Examine each line of the data. Copy those that contain the string "right".

=== SUPPLIED ENTRIES ===

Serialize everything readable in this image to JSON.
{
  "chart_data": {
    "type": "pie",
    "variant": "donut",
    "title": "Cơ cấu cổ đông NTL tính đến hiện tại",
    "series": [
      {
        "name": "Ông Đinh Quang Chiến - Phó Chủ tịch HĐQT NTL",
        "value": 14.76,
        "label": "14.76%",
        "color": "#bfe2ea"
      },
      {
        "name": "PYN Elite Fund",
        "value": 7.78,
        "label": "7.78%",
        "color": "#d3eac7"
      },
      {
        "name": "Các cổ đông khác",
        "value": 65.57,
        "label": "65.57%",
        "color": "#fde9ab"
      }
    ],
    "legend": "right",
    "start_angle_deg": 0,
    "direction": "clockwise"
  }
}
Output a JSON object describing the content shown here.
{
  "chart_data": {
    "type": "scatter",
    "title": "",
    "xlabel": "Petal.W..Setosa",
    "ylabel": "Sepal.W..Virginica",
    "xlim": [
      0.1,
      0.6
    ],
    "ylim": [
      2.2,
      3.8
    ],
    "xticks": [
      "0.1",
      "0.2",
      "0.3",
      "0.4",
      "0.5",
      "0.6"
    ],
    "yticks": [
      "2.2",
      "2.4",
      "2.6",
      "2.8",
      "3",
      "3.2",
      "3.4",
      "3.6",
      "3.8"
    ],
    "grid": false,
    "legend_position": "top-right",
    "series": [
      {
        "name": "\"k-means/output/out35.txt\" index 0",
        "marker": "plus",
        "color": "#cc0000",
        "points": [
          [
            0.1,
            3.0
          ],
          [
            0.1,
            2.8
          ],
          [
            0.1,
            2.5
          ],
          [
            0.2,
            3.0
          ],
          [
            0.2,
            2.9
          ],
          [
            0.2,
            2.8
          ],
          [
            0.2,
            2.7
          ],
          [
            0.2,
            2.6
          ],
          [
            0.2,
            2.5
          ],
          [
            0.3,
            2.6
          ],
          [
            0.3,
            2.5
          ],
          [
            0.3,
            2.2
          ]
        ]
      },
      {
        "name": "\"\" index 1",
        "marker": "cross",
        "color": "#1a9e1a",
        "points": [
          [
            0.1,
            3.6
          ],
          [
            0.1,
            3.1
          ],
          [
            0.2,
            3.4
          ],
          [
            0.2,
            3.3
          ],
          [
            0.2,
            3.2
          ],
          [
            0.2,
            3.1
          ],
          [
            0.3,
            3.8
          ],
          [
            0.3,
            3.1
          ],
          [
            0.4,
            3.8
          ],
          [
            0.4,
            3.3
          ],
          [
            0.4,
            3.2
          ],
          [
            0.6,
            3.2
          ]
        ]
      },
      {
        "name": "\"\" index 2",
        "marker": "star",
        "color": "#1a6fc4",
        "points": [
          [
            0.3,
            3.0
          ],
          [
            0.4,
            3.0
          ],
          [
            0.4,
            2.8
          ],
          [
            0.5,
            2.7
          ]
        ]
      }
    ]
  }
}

===

[RESULT]:
    "legend": "right",
    "legend_position": "top-right",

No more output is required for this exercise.